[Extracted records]
====

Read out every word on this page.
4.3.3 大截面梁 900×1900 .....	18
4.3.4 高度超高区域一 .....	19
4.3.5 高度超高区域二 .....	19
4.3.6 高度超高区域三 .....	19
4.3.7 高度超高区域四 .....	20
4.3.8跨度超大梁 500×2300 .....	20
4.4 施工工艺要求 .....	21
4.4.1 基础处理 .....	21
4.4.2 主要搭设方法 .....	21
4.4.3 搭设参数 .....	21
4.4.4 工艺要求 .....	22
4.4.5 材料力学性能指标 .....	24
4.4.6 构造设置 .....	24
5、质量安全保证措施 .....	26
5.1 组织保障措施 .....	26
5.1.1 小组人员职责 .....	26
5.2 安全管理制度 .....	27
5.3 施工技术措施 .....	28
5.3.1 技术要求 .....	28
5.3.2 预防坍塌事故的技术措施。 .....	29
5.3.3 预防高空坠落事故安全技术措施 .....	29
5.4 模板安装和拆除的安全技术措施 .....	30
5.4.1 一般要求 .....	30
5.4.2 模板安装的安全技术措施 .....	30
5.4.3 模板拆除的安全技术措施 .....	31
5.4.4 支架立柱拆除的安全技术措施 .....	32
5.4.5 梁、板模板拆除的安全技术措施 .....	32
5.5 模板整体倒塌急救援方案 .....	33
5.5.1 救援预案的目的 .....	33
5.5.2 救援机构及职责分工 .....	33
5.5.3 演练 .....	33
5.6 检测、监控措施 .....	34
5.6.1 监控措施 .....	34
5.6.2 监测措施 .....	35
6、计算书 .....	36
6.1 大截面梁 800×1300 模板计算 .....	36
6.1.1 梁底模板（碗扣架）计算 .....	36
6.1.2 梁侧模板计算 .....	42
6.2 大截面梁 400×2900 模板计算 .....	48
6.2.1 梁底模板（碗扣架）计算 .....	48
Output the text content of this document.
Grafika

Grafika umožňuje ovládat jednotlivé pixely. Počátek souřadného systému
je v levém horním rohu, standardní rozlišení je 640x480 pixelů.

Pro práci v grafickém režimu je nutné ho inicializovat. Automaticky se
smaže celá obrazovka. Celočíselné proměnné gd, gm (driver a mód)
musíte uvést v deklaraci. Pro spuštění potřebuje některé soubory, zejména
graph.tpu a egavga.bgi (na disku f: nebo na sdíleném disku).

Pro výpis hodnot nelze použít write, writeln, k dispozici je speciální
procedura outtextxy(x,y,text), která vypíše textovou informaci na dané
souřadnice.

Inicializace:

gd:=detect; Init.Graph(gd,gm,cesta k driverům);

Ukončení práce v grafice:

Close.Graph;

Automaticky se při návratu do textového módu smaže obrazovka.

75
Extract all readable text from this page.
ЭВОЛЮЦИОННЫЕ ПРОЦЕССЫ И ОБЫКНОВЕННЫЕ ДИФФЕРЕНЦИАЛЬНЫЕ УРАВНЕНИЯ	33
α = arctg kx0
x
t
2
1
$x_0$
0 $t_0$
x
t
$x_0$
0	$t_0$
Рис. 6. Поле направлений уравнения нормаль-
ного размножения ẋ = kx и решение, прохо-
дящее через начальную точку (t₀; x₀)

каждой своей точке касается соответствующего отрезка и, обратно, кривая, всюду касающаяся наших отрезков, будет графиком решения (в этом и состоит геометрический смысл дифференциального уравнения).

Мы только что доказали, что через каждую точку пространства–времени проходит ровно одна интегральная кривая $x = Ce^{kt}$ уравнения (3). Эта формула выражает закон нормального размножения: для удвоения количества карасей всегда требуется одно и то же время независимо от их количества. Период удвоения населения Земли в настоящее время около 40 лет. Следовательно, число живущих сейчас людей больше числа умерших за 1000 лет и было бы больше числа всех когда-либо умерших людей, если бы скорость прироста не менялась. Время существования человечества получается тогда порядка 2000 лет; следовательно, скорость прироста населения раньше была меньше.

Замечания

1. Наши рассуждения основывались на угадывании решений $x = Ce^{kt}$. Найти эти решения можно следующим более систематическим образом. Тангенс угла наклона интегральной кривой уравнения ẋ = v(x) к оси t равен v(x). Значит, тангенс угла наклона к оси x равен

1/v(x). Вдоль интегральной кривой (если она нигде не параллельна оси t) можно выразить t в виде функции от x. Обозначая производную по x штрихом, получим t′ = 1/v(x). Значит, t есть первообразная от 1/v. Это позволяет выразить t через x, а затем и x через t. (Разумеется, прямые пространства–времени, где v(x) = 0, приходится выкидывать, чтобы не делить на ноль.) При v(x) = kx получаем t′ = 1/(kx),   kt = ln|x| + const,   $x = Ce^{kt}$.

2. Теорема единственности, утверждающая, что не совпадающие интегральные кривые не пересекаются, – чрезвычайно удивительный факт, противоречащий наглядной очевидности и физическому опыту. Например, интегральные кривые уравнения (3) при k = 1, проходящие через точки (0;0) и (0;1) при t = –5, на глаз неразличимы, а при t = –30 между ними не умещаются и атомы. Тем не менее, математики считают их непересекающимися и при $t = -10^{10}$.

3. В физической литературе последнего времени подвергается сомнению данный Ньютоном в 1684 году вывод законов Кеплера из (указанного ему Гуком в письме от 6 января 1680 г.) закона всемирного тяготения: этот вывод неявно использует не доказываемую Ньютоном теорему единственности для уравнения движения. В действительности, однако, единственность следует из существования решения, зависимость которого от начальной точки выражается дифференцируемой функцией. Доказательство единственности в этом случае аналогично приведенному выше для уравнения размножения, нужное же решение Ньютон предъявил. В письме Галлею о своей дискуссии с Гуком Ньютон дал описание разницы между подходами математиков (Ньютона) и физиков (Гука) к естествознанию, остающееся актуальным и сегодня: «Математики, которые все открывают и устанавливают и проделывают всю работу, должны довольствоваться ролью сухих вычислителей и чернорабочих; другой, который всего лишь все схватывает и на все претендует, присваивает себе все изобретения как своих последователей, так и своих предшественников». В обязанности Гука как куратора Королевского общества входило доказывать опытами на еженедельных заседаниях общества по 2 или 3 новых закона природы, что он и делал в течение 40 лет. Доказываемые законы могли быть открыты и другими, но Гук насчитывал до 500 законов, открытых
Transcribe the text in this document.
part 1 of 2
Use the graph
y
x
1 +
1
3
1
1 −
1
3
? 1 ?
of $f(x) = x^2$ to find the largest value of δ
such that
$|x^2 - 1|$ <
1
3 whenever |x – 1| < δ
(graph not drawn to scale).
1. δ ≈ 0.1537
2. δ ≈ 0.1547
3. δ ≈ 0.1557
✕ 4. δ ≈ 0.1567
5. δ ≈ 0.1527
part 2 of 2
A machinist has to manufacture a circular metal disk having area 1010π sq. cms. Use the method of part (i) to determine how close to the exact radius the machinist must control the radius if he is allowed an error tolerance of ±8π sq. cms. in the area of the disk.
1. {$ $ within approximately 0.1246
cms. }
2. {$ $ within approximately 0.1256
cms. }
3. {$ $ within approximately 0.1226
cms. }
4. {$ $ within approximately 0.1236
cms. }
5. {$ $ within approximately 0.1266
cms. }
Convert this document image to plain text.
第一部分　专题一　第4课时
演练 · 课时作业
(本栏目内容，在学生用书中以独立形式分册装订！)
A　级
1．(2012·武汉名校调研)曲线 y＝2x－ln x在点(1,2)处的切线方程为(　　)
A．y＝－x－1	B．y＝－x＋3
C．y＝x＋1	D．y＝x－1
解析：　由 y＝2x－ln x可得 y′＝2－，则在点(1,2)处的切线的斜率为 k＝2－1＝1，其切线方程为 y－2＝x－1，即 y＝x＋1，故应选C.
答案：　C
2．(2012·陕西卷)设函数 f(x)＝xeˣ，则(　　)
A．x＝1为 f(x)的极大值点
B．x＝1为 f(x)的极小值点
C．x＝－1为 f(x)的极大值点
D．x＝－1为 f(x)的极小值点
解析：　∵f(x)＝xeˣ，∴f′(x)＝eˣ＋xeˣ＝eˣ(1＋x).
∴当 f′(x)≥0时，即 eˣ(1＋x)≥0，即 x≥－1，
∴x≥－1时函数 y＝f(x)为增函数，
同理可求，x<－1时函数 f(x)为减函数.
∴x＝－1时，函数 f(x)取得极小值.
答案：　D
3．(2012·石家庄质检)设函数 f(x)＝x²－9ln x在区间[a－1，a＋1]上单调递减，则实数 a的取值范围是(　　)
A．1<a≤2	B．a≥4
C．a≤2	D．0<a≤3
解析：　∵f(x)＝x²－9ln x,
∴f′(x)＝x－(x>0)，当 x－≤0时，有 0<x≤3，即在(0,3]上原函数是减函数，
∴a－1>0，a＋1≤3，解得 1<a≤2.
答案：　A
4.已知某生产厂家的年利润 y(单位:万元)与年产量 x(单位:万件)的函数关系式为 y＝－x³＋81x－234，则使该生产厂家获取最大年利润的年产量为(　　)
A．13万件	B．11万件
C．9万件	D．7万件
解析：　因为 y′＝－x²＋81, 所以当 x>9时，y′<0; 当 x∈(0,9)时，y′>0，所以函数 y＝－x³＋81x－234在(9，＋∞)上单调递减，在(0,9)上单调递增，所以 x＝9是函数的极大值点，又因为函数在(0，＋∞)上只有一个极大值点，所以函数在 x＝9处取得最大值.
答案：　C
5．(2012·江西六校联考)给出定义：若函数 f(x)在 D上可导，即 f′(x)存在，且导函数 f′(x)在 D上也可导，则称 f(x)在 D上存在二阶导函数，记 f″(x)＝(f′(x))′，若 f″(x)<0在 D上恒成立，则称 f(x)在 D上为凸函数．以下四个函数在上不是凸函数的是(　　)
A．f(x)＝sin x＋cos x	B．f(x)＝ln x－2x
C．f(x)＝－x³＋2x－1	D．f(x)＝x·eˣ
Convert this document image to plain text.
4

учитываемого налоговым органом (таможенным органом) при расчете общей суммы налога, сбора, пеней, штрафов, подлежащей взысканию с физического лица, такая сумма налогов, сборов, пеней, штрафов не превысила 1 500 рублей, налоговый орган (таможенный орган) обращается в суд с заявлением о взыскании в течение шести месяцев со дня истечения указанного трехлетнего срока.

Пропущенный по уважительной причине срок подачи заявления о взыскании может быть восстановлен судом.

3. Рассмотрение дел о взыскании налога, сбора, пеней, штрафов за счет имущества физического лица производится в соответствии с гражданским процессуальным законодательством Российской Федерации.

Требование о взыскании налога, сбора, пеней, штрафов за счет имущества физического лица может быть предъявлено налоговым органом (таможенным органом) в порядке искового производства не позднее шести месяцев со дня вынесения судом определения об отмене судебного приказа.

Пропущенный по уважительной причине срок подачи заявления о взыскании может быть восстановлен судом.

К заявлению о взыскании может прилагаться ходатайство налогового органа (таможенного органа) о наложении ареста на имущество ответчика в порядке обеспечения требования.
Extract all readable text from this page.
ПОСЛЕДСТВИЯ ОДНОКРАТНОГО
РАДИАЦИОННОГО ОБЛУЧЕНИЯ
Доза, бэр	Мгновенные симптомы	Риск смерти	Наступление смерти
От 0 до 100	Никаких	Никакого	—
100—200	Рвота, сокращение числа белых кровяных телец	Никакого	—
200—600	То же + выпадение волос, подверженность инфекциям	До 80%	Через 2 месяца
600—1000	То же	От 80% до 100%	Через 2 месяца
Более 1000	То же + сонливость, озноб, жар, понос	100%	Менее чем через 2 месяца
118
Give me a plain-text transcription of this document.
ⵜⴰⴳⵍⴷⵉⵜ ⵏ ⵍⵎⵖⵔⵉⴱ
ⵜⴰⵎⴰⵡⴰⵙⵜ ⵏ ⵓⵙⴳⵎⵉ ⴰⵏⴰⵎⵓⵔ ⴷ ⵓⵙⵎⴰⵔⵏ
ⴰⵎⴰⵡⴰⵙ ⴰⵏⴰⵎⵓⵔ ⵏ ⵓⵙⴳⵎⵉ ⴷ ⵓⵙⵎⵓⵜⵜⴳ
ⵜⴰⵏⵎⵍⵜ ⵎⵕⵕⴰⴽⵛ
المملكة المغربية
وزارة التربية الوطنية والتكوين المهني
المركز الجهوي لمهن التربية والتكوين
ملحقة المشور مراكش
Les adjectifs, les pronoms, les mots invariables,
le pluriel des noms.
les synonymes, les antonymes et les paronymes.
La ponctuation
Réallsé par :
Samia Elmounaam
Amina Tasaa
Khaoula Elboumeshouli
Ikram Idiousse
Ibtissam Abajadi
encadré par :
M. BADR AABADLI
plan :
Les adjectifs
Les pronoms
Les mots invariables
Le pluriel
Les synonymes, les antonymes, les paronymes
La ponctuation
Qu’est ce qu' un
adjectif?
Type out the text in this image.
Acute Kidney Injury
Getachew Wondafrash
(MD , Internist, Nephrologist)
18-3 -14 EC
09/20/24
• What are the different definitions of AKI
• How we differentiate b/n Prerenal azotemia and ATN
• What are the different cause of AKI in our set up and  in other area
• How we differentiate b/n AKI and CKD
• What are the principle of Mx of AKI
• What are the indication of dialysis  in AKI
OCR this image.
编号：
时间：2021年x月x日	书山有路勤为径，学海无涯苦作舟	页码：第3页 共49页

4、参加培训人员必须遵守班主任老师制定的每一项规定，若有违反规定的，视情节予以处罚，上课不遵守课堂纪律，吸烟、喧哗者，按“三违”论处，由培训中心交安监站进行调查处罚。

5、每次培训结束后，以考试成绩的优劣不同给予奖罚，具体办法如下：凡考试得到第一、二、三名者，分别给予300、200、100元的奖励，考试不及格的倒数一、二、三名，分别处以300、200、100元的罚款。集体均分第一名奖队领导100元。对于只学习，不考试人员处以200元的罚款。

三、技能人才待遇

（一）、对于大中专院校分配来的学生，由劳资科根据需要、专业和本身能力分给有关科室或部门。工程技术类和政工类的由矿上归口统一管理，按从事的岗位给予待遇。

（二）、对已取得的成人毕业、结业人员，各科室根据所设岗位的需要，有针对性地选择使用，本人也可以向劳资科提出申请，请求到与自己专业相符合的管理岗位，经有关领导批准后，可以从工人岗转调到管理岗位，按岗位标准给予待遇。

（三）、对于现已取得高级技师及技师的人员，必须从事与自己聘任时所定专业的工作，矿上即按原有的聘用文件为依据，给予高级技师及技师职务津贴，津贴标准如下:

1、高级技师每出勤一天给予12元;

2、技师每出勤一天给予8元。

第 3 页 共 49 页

====

> **EXERCISE REQUIREMENTS**
Copy every line above in which the string "ⵓⵙⴳⵎⵉ" shows up.

> **ANSWER TO THIS TASK**
ⵜⴰⵎⴰⵡⴰⵙⵜ ⵏ ⵓⵙⴳⵎⵉ ⴰⵏⴰⵎⵓⵔ ⴷ ⵓⵙⵎⴰⵔⵏ
ⴰⵎⴰⵡⴰⵙ ⴰⵏⴰⵎⵓⵔ ⵏ ⵓⵙⴳⵎⵉ ⴷ ⵓⵙⵎⵓⵜⵜⴳ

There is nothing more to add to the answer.